* WHAT YOU NEED TO DO
Leave out the pictures and copy everything else below exactly.

* RECORDS FOR PROCESSING
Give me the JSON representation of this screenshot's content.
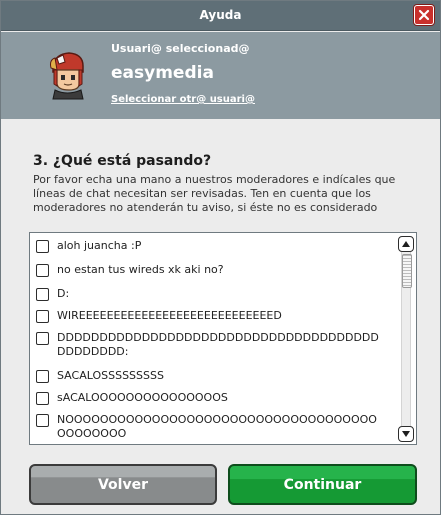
{
  "window": {
    "title": "Ayuda"
  },
  "user": {
    "label": "Usuari@ seleccionad@",
    "name": "easymedia",
    "change_link": "Seleccionar otr@ usuari@"
  },
  "question": {
    "heading": "3. ¿Qué está pasando?",
    "instructions": "Por favor echa una mano a nuestros moderadores e indícales que líneas de chat necesitan ser revisadas. Ten en cuenta que los moderadores no atenderán tu aviso, si éste no es considerado"
  },
  "chat_lines": [
    {
      "text": "aloh juancha :P",
      "checked": false
    },
    {
      "text": "no estan tus wireds xk aki no?",
      "checked": false
    },
    {
      "text": "D:",
      "checked": false
    },
    {
      "text": "WIREEEEEEEEEEEEEEEEEEEEEEEEEEEED",
      "checked": false
    },
    {
      "text": "DDDDDDDDDDDDDDDDDDDDDDDDDDDDDDDDDDDDDDDDDDDDDD:",
      "checked": false
    },
    {
      "text": "SACALOSSSSSSSSS",
      "checked": false
    },
    {
      "text": "sACALOOOOOOOOOOOOOOOS",
      "checked": false
    },
    {
      "text": "NOOOOOOOOOOOOOOOOOOOOOOOOOOOOOOOOOOOOOOOOOOOO",
      "checked": false
    }
  ],
  "buttons": {
    "back": "Volver",
    "continue": "Continuar"
  },
  "colors": {
    "titlebar": "#5f6f77",
    "user_panel": "#8c9aa1",
    "back_button": "#888b8c",
    "continue_button": "#159a34",
    "close_button": "#c9302c"
  },
  "icons": {
    "close": "close-x-icon",
    "avatar": "avatar-character-icon",
    "scroll_up": "arrow-up-icon",
    "scroll_down": "arrow-down-icon"
  }
}
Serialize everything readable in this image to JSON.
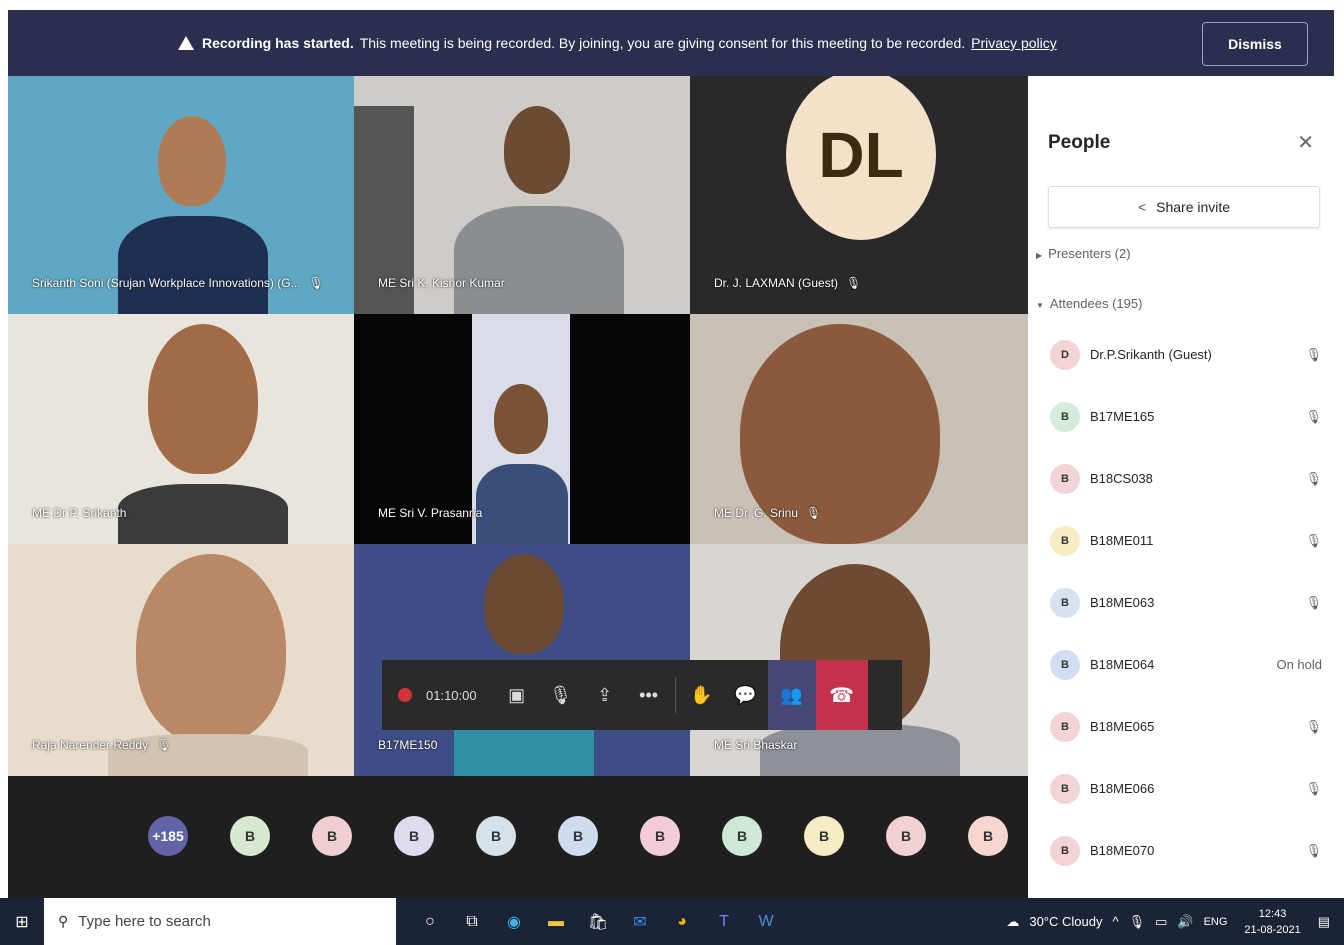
{
  "banner": {
    "bold": "Recording has started.",
    "text": "This meeting is being recorded. By joining, you are giving consent for this meeting to be recorded.",
    "link": "Privacy policy",
    "dismiss": "Dismiss"
  },
  "tiles": [
    {
      "name": "Srikanth Soni (Srujan Workplace Innovations) (G..."
    },
    {
      "name": "ME Sri K. Kishor Kumar"
    },
    {
      "name": "Dr. J. LAXMAN (Guest)",
      "initials": "DL"
    },
    {
      "name": "ME Dr P. Srikanth"
    },
    {
      "name": "ME Sri V. Prasanna"
    },
    {
      "name": "ME Dr. G. Srinu"
    },
    {
      "name": "Raja Narender Reddy"
    },
    {
      "name": "B17ME150"
    },
    {
      "name": "ME Sri Bhaskar"
    }
  ],
  "controls": {
    "timer": "01:10:00"
  },
  "strip": [
    "+185",
    "B",
    "B",
    "B",
    "B",
    "B",
    "B",
    "B",
    "B",
    "B",
    "B"
  ],
  "panel": {
    "title": "People",
    "share": "Share invite",
    "presenters": "Presenters (2)",
    "attendees": "Attendees (195)",
    "rows": [
      {
        "initial": "D",
        "name": "Dr.P.Srikanth (Guest)",
        "status": ""
      },
      {
        "initial": "B",
        "name": "B17ME165",
        "status": ""
      },
      {
        "initial": "B",
        "name": "B18CS038",
        "status": ""
      },
      {
        "initial": "B",
        "name": "B18ME011",
        "status": ""
      },
      {
        "initial": "B",
        "name": "B18ME063",
        "status": ""
      },
      {
        "initial": "B",
        "name": "B18ME064",
        "status": "On hold"
      },
      {
        "initial": "B",
        "name": "B18ME065",
        "status": ""
      },
      {
        "initial": "B",
        "name": "B18ME066",
        "status": ""
      },
      {
        "initial": "B",
        "name": "B18ME070",
        "status": ""
      }
    ]
  },
  "taskbar": {
    "search_placeholder": "Type here to search",
    "weather": "30°C  Cloudy",
    "lang": "ENG",
    "time": "12:43",
    "date": "21-08-2021"
  },
  "colors": {
    "banner": "#2b2e4f",
    "accent": "#464775",
    "leave": "#c4314b",
    "record": "#d13438"
  }
}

* RESULT BELOW
Give me the JSON representation of this screenshot's content.
{
  "window": {
    "title": "Ayuda"
  },
  "user": {
    "label": "Usuari@ seleccionad@",
    "name": "easymedia",
    "change_link": "Seleccionar otr@ usuari@"
  },
  "question": {
    "heading": "3. ¿Qué está pasando?",
    "instructions": "Por favor echa una mano a nuestros moderadores e indícales que líneas de chat necesitan ser revisadas. Ten en cuenta que los moderadores no atenderán tu aviso, si éste no es considerado"
  },
  "chat_lines": [
    {
      "text": "aloh juancha :P",
      "checked": false
    },
    {
      "text": "no estan tus wireds xk aki no?",
      "checked": false
    },
    {
      "text": "D:",
      "checked": false
    },
    {
      "text": "WIREEEEEEEEEEEEEEEEEEEEEEEEEEEED",
      "checked": false
    },
    {
      "text": "DDDDDDDDDDDDDDDDDDDDDDDDDDDDDDDDDDDDDDDDDDDDDD:",
      "checked": false
    },
    {
      "text": "SACALOSSSSSSSSS",
      "checked": false
    },
    {
      "text": "sACALOOOOOOOOOOOOOOOS",
      "checked": false
    },
    {
      "text": "NOOOOOOOOOOOOOOOOOOOOOOOOOOOOOOOOOOOOOOOOOOOO",
      "checked": false
    }
  ],
  "buttons": {
    "back": "Volver",
    "continue": "Continuar"
  },
  "colors": {
    "titlebar": "#5f6f77",
    "user_panel": "#8c9aa1",
    "back_button": "#888b8c",
    "continue_button": "#159a34",
    "close_button": "#c9302c"
  },
  "icons": {
    "close": "close-x-icon",
    "avatar": "avatar-character-icon",
    "scroll_up": "arrow-up-icon",
    "scroll_down": "arrow-down-icon"
  }
}
Serialize everything readable in this image to JSON.
{
  "banner": {
    "bold": "Recording has started.",
    "text": "This meeting is being recorded. By joining, you are giving consent for this meeting to be recorded.",
    "link": "Privacy policy",
    "dismiss": "Dismiss"
  },
  "tiles": [
    {
      "name": "Srikanth Soni (Srujan Workplace Innovations) (G..."
    },
    {
      "name": "ME Sri K. Kishor Kumar"
    },
    {
      "name": "Dr. J. LAXMAN (Guest)",
      "initials": "DL"
    },
    {
      "name": "ME Dr P. Srikanth"
    },
    {
      "name": "ME Sri V. Prasanna"
    },
    {
      "name": "ME Dr. G. Srinu"
    },
    {
      "name": "Raja Narender Reddy"
    },
    {
      "name": "B17ME150"
    },
    {
      "name": "ME Sri Bhaskar"
    }
  ],
  "controls": {
    "timer": "01:10:00"
  },
  "strip": [
    "+185",
    "B",
    "B",
    "B",
    "B",
    "B",
    "B",
    "B",
    "B",
    "B",
    "B"
  ],
  "panel": {
    "title": "People",
    "share": "Share invite",
    "presenters": "Presenters (2)",
    "attendees": "Attendees (195)",
    "rows": [
      {
        "initial": "D",
        "name": "Dr.P.Srikanth (Guest)",
        "status": ""
      },
      {
        "initial": "B",
        "name": "B17ME165",
        "status": ""
      },
      {
        "initial": "B",
        "name": "B18CS038",
        "status": ""
      },
      {
        "initial": "B",
        "name": "B18ME011",
        "status": ""
      },
      {
        "initial": "B",
        "name": "B18ME063",
        "status": ""
      },
      {
        "initial": "B",
        "name": "B18ME064",
        "status": "On hold"
      },
      {
        "initial": "B",
        "name": "B18ME065",
        "status": ""
      },
      {
        "initial": "B",
        "name": "B18ME066",
        "status": ""
      },
      {
        "initial": "B",
        "name": "B18ME070",
        "status": ""
      }
    ]
  },
  "taskbar": {
    "search_placeholder": "Type here to search",
    "weather": "30°C  Cloudy",
    "lang": "ENG",
    "time": "12:43",
    "date": "21-08-2021"
  },
  "colors": {
    "banner": "#2b2e4f",
    "accent": "#464775",
    "leave": "#c4314b",
    "record": "#d13438"
  }
}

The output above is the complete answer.